YOUR OBJECTIVE: Print the entries below in their entirety, exactly as they are written.

Source data:

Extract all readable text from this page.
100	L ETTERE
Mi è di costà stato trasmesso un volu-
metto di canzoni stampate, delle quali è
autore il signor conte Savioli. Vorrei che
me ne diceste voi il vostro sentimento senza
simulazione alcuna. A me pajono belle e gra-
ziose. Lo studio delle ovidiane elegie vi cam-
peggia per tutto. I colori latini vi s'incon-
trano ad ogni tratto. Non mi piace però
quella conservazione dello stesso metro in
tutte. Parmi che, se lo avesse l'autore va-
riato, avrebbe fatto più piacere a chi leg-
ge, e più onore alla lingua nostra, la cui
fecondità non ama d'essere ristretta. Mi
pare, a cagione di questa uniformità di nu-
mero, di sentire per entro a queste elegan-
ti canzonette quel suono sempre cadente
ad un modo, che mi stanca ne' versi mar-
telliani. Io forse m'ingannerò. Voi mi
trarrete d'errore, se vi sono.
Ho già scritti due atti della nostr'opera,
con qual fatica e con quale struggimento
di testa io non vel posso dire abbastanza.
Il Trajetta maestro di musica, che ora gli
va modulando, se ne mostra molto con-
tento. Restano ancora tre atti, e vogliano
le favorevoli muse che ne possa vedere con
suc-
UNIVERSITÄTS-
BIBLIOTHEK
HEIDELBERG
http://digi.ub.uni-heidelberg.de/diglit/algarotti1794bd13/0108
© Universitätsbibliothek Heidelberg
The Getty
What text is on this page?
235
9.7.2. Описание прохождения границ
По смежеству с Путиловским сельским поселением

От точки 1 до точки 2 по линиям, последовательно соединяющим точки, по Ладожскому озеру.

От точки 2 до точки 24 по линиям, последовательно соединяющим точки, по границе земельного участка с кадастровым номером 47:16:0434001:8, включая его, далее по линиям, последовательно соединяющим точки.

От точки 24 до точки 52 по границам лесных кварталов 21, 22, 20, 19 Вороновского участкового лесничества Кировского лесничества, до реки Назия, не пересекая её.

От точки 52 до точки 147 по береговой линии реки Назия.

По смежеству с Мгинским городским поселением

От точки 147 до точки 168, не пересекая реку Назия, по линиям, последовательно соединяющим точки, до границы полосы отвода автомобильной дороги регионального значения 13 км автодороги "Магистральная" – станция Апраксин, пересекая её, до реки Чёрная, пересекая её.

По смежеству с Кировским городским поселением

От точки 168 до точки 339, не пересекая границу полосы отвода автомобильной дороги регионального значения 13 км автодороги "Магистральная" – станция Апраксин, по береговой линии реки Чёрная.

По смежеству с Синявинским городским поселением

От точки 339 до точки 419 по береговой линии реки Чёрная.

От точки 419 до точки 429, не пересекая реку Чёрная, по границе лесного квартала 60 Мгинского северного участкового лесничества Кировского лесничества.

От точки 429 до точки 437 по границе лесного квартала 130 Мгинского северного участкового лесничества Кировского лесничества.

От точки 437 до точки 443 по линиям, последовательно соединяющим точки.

FINISHED TASK:
Extract all readable text from this page.
100	L ETTERE
Mi è di costà stato trasmesso un volu-
metto di canzoni stampate, delle quali è
autore il signor conte Savioli. Vorrei che
me ne diceste voi il vostro sentimento senza
simulazione alcuna. A me pajono belle e gra-
ziose. Lo studio delle ovidiane elegie vi cam-
peggia per tutto. I colori latini vi s'incon-
trano ad ogni tratto. Non mi piace però
quella conservazione dello stesso metro in
tutte. Parmi che, se lo avesse l'autore va-
riato, avrebbe fatto più piacere a chi leg-
ge, e più onore alla lingua nostra, la cui
fecondità non ama d'essere ristretta. Mi
pare, a cagione di questa uniformità di nu-
mero, di sentire per entro a queste elegan-
ti canzonette quel suono sempre cadente
ad un modo, che mi stanca ne' versi mar-
telliani. Io forse m'ingannerò. Voi mi
trarrete d'errore, se vi sono.
Ho già scritti due atti della nostr'opera,
con qual fatica e con quale struggimento
di testa io non vel posso dire abbastanza.
Il Trajetta maestro di musica, che ora gli
va modulando, se ne mostra molto con-
tento. Restano ancora tre atti, e vogliano
le favorevoli muse che ne possa vedere con
suc-
UNIVERSITÄTS-
BIBLIOTHEK
HEIDELBERG
http://digi.ub.uni-heidelberg.de/diglit/algarotti1794bd13/0108
© Universitätsbibliothek Heidelberg
The Getty
What text is on this page?
235
9.7.2. Описание прохождения границ
По смежеству с Путиловским сельским поселением

От точки 1 до точки 2 по линиям, последовательно соединяющим точки, по Ладожскому озеру.

От точки 2 до точки 24 по линиям, последовательно соединяющим точки, по границе земельного участка с кадастровым номером 47:16:0434001:8, включая его, далее по линиям, последовательно соединяющим точки.

От точки 24 до точки 52 по границам лесных кварталов 21, 22, 20, 19 Вороновского участкового лесничества Кировского лесничества, до реки Назия, не пересекая её.

От точки 52 до точки 147 по береговой линии реки Назия.

По смежеству с Мгинским городским поселением

От точки 147 до точки 168, не пересекая реку Назия, по линиям, последовательно соединяющим точки, до границы полосы отвода автомобильной дороги регионального значения 13 км автодороги "Магистральная" – станция Апраксин, пересекая её, до реки Чёрная, пересекая её.

По смежеству с Кировским городским поселением

От точки 168 до точки 339, не пересекая границу полосы отвода автомобильной дороги регионального значения 13 км автодороги "Магистральная" – станция Апраксин, по береговой линии реки Чёрная.

По смежеству с Синявинским городским поселением

От точки 339 до точки 419 по береговой линии реки Чёрная.

От точки 419 до точки 429, не пересекая реку Чёрная, по границе лесного квартала 60 Мгинского северного участкового лесничества Кировского лесничества.

От точки 429 до точки 437 по границе лесного квартала 130 Мгинского северного участкового лесничества Кировского лесничества.

От точки 437 до точки 443 по линиям, последовательно соединяющим точки.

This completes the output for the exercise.